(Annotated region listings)
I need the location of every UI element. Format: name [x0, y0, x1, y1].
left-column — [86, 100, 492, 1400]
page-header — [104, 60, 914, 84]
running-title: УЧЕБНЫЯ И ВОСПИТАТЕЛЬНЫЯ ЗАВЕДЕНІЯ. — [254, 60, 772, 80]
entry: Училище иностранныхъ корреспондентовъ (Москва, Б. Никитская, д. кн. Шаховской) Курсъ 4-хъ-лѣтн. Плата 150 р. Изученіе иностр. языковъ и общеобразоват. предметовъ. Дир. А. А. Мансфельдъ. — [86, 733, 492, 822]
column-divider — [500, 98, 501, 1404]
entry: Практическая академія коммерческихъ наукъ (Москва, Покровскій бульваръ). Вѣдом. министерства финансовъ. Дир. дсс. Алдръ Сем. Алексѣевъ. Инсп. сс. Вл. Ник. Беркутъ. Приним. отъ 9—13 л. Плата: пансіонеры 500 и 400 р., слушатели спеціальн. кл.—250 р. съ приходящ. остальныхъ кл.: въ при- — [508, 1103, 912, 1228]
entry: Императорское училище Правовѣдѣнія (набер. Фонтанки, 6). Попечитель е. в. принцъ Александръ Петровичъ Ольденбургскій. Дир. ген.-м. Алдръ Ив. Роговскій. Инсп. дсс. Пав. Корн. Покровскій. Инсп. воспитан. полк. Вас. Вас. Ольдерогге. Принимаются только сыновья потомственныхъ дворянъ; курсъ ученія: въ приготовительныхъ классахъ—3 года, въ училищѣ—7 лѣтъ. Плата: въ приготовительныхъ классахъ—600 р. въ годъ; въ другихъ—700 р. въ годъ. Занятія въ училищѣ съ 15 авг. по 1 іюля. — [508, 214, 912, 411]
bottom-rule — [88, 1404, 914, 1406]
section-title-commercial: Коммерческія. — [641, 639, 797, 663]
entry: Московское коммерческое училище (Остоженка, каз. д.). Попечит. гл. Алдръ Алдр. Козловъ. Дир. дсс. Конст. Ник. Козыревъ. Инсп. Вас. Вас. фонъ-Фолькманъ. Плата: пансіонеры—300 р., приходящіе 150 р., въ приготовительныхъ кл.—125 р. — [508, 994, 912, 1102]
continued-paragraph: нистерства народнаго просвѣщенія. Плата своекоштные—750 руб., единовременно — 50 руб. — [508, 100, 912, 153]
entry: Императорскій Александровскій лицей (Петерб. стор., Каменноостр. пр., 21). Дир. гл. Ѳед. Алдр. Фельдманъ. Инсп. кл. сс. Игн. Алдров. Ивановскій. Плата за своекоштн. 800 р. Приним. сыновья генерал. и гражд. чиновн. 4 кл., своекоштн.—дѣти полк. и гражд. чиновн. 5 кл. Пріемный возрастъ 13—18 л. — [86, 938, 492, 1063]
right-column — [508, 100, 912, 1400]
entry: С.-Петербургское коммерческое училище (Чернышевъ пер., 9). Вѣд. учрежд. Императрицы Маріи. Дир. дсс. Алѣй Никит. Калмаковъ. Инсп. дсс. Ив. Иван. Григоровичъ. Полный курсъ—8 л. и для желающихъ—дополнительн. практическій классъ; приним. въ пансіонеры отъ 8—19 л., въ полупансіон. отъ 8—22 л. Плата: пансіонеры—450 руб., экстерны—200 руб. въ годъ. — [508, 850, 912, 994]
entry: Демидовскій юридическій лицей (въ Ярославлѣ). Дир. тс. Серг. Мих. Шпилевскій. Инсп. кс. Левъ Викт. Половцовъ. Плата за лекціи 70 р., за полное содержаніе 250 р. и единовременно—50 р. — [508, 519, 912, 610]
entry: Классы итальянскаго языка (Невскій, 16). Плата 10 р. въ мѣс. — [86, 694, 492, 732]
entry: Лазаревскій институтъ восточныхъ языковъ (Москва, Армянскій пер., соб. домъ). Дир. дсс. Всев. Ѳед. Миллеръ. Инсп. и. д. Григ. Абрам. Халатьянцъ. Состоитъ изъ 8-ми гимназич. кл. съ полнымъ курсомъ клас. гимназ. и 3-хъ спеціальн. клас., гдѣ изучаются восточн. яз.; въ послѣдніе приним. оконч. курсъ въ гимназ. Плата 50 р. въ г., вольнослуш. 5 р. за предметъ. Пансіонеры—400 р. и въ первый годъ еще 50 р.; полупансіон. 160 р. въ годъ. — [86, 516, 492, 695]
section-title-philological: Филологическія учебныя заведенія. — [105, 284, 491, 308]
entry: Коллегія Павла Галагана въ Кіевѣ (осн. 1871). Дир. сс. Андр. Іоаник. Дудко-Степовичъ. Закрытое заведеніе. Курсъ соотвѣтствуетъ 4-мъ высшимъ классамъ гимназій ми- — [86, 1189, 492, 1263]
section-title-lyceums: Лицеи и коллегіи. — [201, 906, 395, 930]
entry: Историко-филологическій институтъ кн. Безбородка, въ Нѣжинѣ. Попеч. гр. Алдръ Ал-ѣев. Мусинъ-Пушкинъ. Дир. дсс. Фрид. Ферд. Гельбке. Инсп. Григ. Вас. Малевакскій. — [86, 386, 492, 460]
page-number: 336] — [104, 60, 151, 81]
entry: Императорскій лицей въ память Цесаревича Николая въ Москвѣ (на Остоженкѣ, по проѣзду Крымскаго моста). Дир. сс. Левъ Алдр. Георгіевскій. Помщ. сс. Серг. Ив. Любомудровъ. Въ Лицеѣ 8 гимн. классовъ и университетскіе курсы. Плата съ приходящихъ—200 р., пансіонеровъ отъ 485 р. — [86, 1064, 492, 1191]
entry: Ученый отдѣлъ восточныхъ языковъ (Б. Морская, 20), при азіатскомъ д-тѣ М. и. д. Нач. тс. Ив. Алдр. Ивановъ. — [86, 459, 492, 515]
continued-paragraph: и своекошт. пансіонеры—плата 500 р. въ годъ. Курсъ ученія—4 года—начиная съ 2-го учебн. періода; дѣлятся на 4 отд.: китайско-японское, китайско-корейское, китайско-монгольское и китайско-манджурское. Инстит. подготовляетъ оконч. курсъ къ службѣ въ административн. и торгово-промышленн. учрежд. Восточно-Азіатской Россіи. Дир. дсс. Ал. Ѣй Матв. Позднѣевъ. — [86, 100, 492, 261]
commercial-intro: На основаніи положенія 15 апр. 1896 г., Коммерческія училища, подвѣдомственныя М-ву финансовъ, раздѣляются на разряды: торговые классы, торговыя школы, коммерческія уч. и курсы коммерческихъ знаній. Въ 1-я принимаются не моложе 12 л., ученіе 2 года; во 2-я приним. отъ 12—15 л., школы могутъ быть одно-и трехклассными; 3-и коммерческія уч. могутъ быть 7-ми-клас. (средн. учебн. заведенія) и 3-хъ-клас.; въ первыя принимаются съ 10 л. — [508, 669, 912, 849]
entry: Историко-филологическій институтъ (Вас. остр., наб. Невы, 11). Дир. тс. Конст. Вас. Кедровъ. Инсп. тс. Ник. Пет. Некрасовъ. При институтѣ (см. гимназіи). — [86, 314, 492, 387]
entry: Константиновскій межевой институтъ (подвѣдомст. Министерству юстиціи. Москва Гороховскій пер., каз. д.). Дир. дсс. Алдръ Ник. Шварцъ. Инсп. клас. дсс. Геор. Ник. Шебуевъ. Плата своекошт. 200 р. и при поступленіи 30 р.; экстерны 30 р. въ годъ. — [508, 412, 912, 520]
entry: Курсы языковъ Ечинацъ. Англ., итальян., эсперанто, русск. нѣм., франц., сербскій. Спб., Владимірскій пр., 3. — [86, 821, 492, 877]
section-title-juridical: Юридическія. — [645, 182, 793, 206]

**What needs to be done:** Return every line of the records above unchanged and in the same order.

**Exercise solution:**
I need the location of every UI element. Format: name [x0, y0, x1, y1].
left-column — [86, 100, 492, 1400]
page-header — [104, 60, 914, 84]
running-title: УЧЕБНЫЯ И ВОСПИТАТЕЛЬНЫЯ ЗАВЕДЕНІЯ. — [254, 60, 772, 80]
entry: Училище иностранныхъ корреспондентовъ (Москва, Б. Никитская, д. кн. Шаховской) Курсъ 4-хъ-лѣтн. Плата 150 р. Изученіе иностр. языковъ и общеобразоват. предметовъ. Дир. А. А. Мансфельдъ. — [86, 733, 492, 822]
column-divider — [500, 98, 501, 1404]
entry: Практическая академія коммерческихъ наукъ (Москва, Покровскій бульваръ). Вѣдом. министерства финансовъ. Дир. дсс. Алдръ Сем. Алексѣевъ. Инсп. сс. Вл. Ник. Беркутъ. Приним. отъ 9—13 л. Плата: пансіонеры 500 и 400 р., слушатели спеціальн. кл.—250 р. съ приходящ. остальныхъ кл.: въ при- — [508, 1103, 912, 1228]
entry: Императорское училище Правовѣдѣнія (набер. Фонтанки, 6). Попечитель е. в. принцъ Александръ Петровичъ Ольденбургскій. Дир. ген.-м. Алдръ Ив. Роговскій. Инсп. дсс. Пав. Корн. Покровскій. Инсп. воспитан. полк. Вас. Вас. Ольдерогге. Принимаются только сыновья потомственныхъ дворянъ; курсъ ученія: въ приготовительныхъ классахъ—3 года, въ училищѣ—7 лѣтъ. Плата: въ приготовительныхъ классахъ—600 р. въ годъ; въ другихъ—700 р. въ годъ. Занятія въ училищѣ съ 15 авг. по 1 іюля. — [508, 214, 912, 411]
bottom-rule — [88, 1404, 914, 1406]
section-title-commercial: Коммерческія. — [641, 639, 797, 663]
entry: Московское коммерческое училище (Остоженка, каз. д.). Попечит. гл. Алдръ Алдр. Козловъ. Дир. дсс. Конст. Ник. Козыревъ. Инсп. Вас. Вас. фонъ-Фолькманъ. Плата: пансіонеры—300 р., приходящіе 150 р., въ приготовительныхъ кл.—125 р. — [508, 994, 912, 1102]
continued-paragraph: нистерства народнаго просвѣщенія. Плата своекоштные—750 руб., единовременно — 50 руб. — [508, 100, 912, 153]
entry: Императорскій Александровскій лицей (Петерб. стор., Каменноостр. пр., 21). Дир. гл. Ѳед. Алдр. Фельдманъ. Инсп. кл. сс. Игн. Алдров. Ивановскій. Плата за своекоштн. 800 р. Приним. сыновья генерал. и гражд. чиновн. 4 кл., своекоштн.—дѣти полк. и гражд. чиновн. 5 кл. Пріемный возрастъ 13—18 л. — [86, 938, 492, 1063]
right-column — [508, 100, 912, 1400]
entry: С.-Петербургское коммерческое училище (Чернышевъ пер., 9). Вѣд. учрежд. Императрицы Маріи. Дир. дсс. Алѣй Никит. Калмаковъ. Инсп. дсс. Ив. Иван. Григоровичъ. Полный курсъ—8 л. и для желающихъ—дополнительн. практическій классъ; приним. въ пансіонеры отъ 8—19 л., въ полупансіон. отъ 8—22 л. Плата: пансіонеры—450 руб., экстерны—200 руб. въ годъ. — [508, 850, 912, 994]
entry: Демидовскій юридическій лицей (въ Ярославлѣ). Дир. тс. Серг. Мих. Шпилевскій. Инсп. кс. Левъ Викт. Половцовъ. Плата за лекціи 70 р., за полное содержаніе 250 р. и единовременно—50 р. — [508, 519, 912, 610]
entry: Классы итальянскаго языка (Невскій, 16). Плата 10 р. въ мѣс. — [86, 694, 492, 732]
entry: Лазаревскій институтъ восточныхъ языковъ (Москва, Армянскій пер., соб. домъ). Дир. дсс. Всев. Ѳед. Миллеръ. Инсп. и. д. Григ. Абрам. Халатьянцъ. Состоитъ изъ 8-ми гимназич. кл. съ полнымъ курсомъ клас. гимназ. и 3-хъ спеціальн. клас., гдѣ изучаются восточн. яз.; въ послѣдніе приним. оконч. курсъ въ гимназ. Плата 50 р. въ г., вольнослуш. 5 р. за предметъ. Пансіонеры—400 р. и въ первый годъ еще 50 р.; полупансіон. 160 р. въ годъ. — [86, 516, 492, 695]
section-title-philological: Филологическія учебныя заведенія. — [105, 284, 491, 308]
entry: Коллегія Павла Галагана въ Кіевѣ (осн. 1871). Дир. сс. Андр. Іоаник. Дудко-Степовичъ. Закрытое заведеніе. Курсъ соотвѣтствуетъ 4-мъ высшимъ классамъ гимназій ми- — [86, 1189, 492, 1263]
section-title-lyceums: Лицеи и коллегіи. — [201, 906, 395, 930]
entry: Историко-филологическій институтъ кн. Безбородка, въ Нѣжинѣ. Попеч. гр. Алдръ Ал-ѣев. Мусинъ-Пушкинъ. Дир. дсс. Фрид. Ферд. Гельбке. Инсп. Григ. Вас. Малевакскій. — [86, 386, 492, 460]
page-number: 336] — [104, 60, 151, 81]
entry: Императорскій лицей въ память Цесаревича Николая въ Москвѣ (на Остоженкѣ, по проѣзду Крымскаго моста). Дир. сс. Левъ Алдр. Георгіевскій. Помщ. сс. Серг. Ив. Любомудровъ. Въ Лицеѣ 8 гимн. классовъ и университетскіе курсы. Плата съ приходящихъ—200 р., пансіонеровъ отъ 485 р. — [86, 1064, 492, 1191]
entry: Ученый отдѣлъ восточныхъ языковъ (Б. Морская, 20), при азіатскомъ д-тѣ М. и. д. Нач. тс. Ив. Алдр. Ивановъ. — [86, 459, 492, 515]
continued-paragraph: и своекошт. пансіонеры—плата 500 р. въ годъ. Курсъ ученія—4 года—начиная съ 2-го учебн. періода; дѣлятся на 4 отд.: китайско-японское, китайско-корейское, китайско-монгольское и китайско-манджурское. Инстит. подготовляетъ оконч. курсъ къ службѣ въ административн. и торгово-промышленн. учрежд. Восточно-Азіатской Россіи. Дир. дсс. Ал. Ѣй Матв. Позднѣевъ. — [86, 100, 492, 261]
commercial-intro: На основаніи положенія 15 апр. 1896 г., Коммерческія училища, подвѣдомственныя М-ву финансовъ, раздѣляются на разряды: торговые классы, торговыя школы, коммерческія уч. и курсы коммерческихъ знаній. Въ 1-я принимаются не моложе 12 л., ученіе 2 года; во 2-я приним. отъ 12—15 л., школы могутъ быть одно-и трехклассными; 3-и коммерческія уч. могутъ быть 7-ми-клас. (средн. учебн. заведенія) и 3-хъ-клас.; въ первыя принимаются съ 10 л. — [508, 669, 912, 849]
entry: Историко-филологическій институтъ (Вас. остр., наб. Невы, 11). Дир. тс. Конст. Вас. Кедровъ. Инсп. тс. Ник. Пет. Некрасовъ. При институтѣ (см. гимназіи). — [86, 314, 492, 387]
entry: Константиновскій межевой институтъ (подвѣдомст. Министерству юстиціи. Москва Гороховскій пер., каз. д.). Дир. дсс. Алдръ Ник. Шварцъ. Инсп. клас. дсс. Геор. Ник. Шебуевъ. Плата своекошт. 200 р. и при поступленіи 30 р.; экстерны 30 р. въ годъ. — [508, 412, 912, 520]
entry: Курсы языковъ Ечинацъ. Англ., итальян., эсперанто, русск. нѣм., франц., сербскій. Спб., Владимірскій пр., 3. — [86, 821, 492, 877]
section-title-juridical: Юридическія. — [645, 182, 793, 206]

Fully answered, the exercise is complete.